# Your objective:
Identify each line holding the string "money" and copy it.

--- START OF Given data ---

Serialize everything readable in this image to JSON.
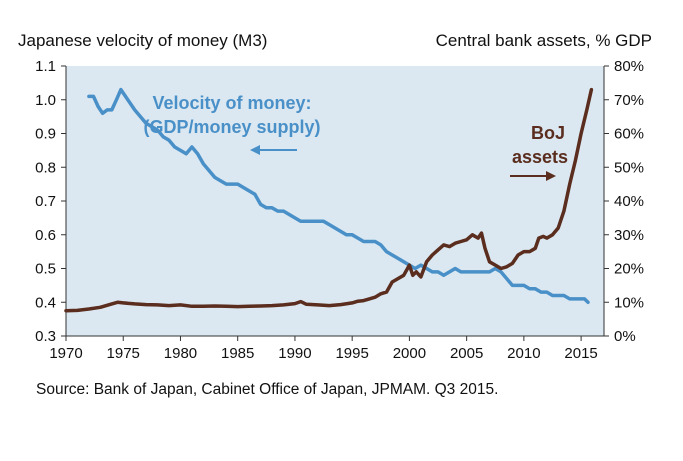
{
  "chart_data": {
    "type": "line",
    "left_axis_title": "Japanese velocity of money (M3)",
    "right_axis_title": "Central bank assets,  % GDP",
    "x_ticks": [
      "1970",
      "1975",
      "1980",
      "1985",
      "1990",
      "1995",
      "2000",
      "2005",
      "2010",
      "2015"
    ],
    "xlim": [
      1970,
      2017
    ],
    "y_left_ticks": [
      "0.3",
      "0.4",
      "0.5",
      "0.6",
      "0.7",
      "0.8",
      "0.9",
      "1.0",
      "1.1"
    ],
    "ylim_left": [
      0.3,
      1.1
    ],
    "y_right_ticks": [
      "0%",
      "10%",
      "20%",
      "30%",
      "40%",
      "50%",
      "60%",
      "70%",
      "80%"
    ],
    "ylim_right": [
      0,
      80
    ],
    "grid": false,
    "plot_background": "#dbe8f1",
    "series": [
      {
        "name": "Velocity of money:",
        "axis": "left",
        "color": "#4a90c8",
        "points": [
          [
            1972.0,
            1.01
          ],
          [
            1972.4,
            1.01
          ],
          [
            1972.8,
            0.98
          ],
          [
            1973.2,
            0.96
          ],
          [
            1973.6,
            0.97
          ],
          [
            1974.0,
            0.97
          ],
          [
            1974.4,
            1.0
          ],
          [
            1974.8,
            1.03
          ],
          [
            1975.2,
            1.01
          ],
          [
            1975.6,
            0.99
          ],
          [
            1976.0,
            0.97
          ],
          [
            1976.5,
            0.95
          ],
          [
            1977.0,
            0.93
          ],
          [
            1977.5,
            0.92
          ],
          [
            1978.0,
            0.91
          ],
          [
            1978.5,
            0.89
          ],
          [
            1979.0,
            0.88
          ],
          [
            1979.5,
            0.86
          ],
          [
            1980.0,
            0.85
          ],
          [
            1980.5,
            0.84
          ],
          [
            1981.0,
            0.86
          ],
          [
            1981.5,
            0.84
          ],
          [
            1982.0,
            0.81
          ],
          [
            1982.5,
            0.79
          ],
          [
            1983.0,
            0.77
          ],
          [
            1983.5,
            0.76
          ],
          [
            1984.0,
            0.75
          ],
          [
            1984.5,
            0.75
          ],
          [
            1985.0,
            0.75
          ],
          [
            1985.5,
            0.74
          ],
          [
            1986.0,
            0.73
          ],
          [
            1986.5,
            0.72
          ],
          [
            1987.0,
            0.69
          ],
          [
            1987.5,
            0.68
          ],
          [
            1988.0,
            0.68
          ],
          [
            1988.5,
            0.67
          ],
          [
            1989.0,
            0.67
          ],
          [
            1989.5,
            0.66
          ],
          [
            1990.0,
            0.65
          ],
          [
            1990.5,
            0.64
          ],
          [
            1991.0,
            0.64
          ],
          [
            1991.5,
            0.64
          ],
          [
            1992.0,
            0.64
          ],
          [
            1992.5,
            0.64
          ],
          [
            1993.0,
            0.63
          ],
          [
            1993.5,
            0.62
          ],
          [
            1994.0,
            0.61
          ],
          [
            1994.5,
            0.6
          ],
          [
            1995.0,
            0.6
          ],
          [
            1995.5,
            0.59
          ],
          [
            1996.0,
            0.58
          ],
          [
            1996.5,
            0.58
          ],
          [
            1997.0,
            0.58
          ],
          [
            1997.5,
            0.57
          ],
          [
            1998.0,
            0.55
          ],
          [
            1998.5,
            0.54
          ],
          [
            1999.0,
            0.53
          ],
          [
            1999.5,
            0.52
          ],
          [
            2000.0,
            0.51
          ],
          [
            2000.5,
            0.5
          ],
          [
            2001.0,
            0.51
          ],
          [
            2001.5,
            0.5
          ],
          [
            2002.0,
            0.49
          ],
          [
            2002.5,
            0.49
          ],
          [
            2003.0,
            0.48
          ],
          [
            2003.5,
            0.49
          ],
          [
            2004.0,
            0.5
          ],
          [
            2004.5,
            0.49
          ],
          [
            2005.0,
            0.49
          ],
          [
            2005.5,
            0.49
          ],
          [
            2006.0,
            0.49
          ],
          [
            2006.5,
            0.49
          ],
          [
            2007.0,
            0.49
          ],
          [
            2007.5,
            0.5
          ],
          [
            2008.0,
            0.49
          ],
          [
            2008.5,
            0.47
          ],
          [
            2009.0,
            0.45
          ],
          [
            2009.5,
            0.45
          ],
          [
            2010.0,
            0.45
          ],
          [
            2010.5,
            0.44
          ],
          [
            2011.0,
            0.44
          ],
          [
            2011.5,
            0.43
          ],
          [
            2012.0,
            0.43
          ],
          [
            2012.5,
            0.42
          ],
          [
            2013.0,
            0.42
          ],
          [
            2013.5,
            0.42
          ],
          [
            2014.0,
            0.41
          ],
          [
            2014.5,
            0.41
          ],
          [
            2015.0,
            0.41
          ],
          [
            2015.3,
            0.41
          ],
          [
            2015.6,
            0.4
          ]
        ]
      },
      {
        "name": "BoJ",
        "axis": "right",
        "color": "#5a2d1e",
        "points": [
          [
            1970.0,
            7.5
          ],
          [
            1971.0,
            7.6
          ],
          [
            1972.0,
            8.0
          ],
          [
            1973.0,
            8.5
          ],
          [
            1974.0,
            9.5
          ],
          [
            1974.5,
            10.0
          ],
          [
            1975.0,
            9.8
          ],
          [
            1976.0,
            9.5
          ],
          [
            1977.0,
            9.3
          ],
          [
            1978.0,
            9.2
          ],
          [
            1979.0,
            9.0
          ],
          [
            1980.0,
            9.2
          ],
          [
            1981.0,
            8.8
          ],
          [
            1982.0,
            8.8
          ],
          [
            1983.0,
            8.9
          ],
          [
            1984.0,
            8.8
          ],
          [
            1985.0,
            8.7
          ],
          [
            1986.0,
            8.8
          ],
          [
            1987.0,
            8.9
          ],
          [
            1988.0,
            9.0
          ],
          [
            1989.0,
            9.2
          ],
          [
            1990.0,
            9.6
          ],
          [
            1990.5,
            10.2
          ],
          [
            1991.0,
            9.4
          ],
          [
            1992.0,
            9.2
          ],
          [
            1993.0,
            9.0
          ],
          [
            1994.0,
            9.3
          ],
          [
            1995.0,
            9.8
          ],
          [
            1995.5,
            10.3
          ],
          [
            1996.0,
            10.5
          ],
          [
            1996.5,
            11.0
          ],
          [
            1997.0,
            11.5
          ],
          [
            1997.5,
            12.5
          ],
          [
            1998.0,
            13.0
          ],
          [
            1998.5,
            16.0
          ],
          [
            1999.0,
            17.0
          ],
          [
            1999.5,
            18.0
          ],
          [
            2000.0,
            21.0
          ],
          [
            2000.3,
            18.0
          ],
          [
            2000.6,
            19.0
          ],
          [
            2001.0,
            17.5
          ],
          [
            2001.5,
            22.0
          ],
          [
            2002.0,
            24.0
          ],
          [
            2002.5,
            25.5
          ],
          [
            2003.0,
            27.0
          ],
          [
            2003.5,
            26.5
          ],
          [
            2004.0,
            27.5
          ],
          [
            2004.5,
            28.0
          ],
          [
            2005.0,
            28.5
          ],
          [
            2005.5,
            30.0
          ],
          [
            2006.0,
            29.0
          ],
          [
            2006.3,
            30.5
          ],
          [
            2006.6,
            26.0
          ],
          [
            2007.0,
            22.0
          ],
          [
            2007.5,
            21.0
          ],
          [
            2008.0,
            20.0
          ],
          [
            2008.5,
            20.5
          ],
          [
            2009.0,
            21.5
          ],
          [
            2009.5,
            24.0
          ],
          [
            2010.0,
            25.0
          ],
          [
            2010.5,
            25.0
          ],
          [
            2011.0,
            26.0
          ],
          [
            2011.3,
            29.0
          ],
          [
            2011.7,
            29.5
          ],
          [
            2012.0,
            29.0
          ],
          [
            2012.5,
            30.0
          ],
          [
            2013.0,
            32.0
          ],
          [
            2013.5,
            37.0
          ],
          [
            2014.0,
            45.0
          ],
          [
            2014.5,
            52.0
          ],
          [
            2015.0,
            60.0
          ],
          [
            2015.5,
            67.0
          ],
          [
            2015.9,
            73.0
          ]
        ]
      }
    ],
    "annotations": {
      "velocity_line1": "Velocity of money:",
      "velocity_line2": "(GDP/money supply)",
      "boj_line1": "BoJ",
      "boj_line2": "assets"
    },
    "source": "Source: Bank of Japan, Cabinet Office of Japan, JPMAM. Q3 2015."
  }
}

--- END OF Given data ---

# Answer to the exercise:
    "left_axis_title": "Japanese velocity of money (M3)",
        "name": "Velocity of money:",
      "velocity_line1": "Velocity of money:",
      "velocity_line2": "(GDP/money supply)",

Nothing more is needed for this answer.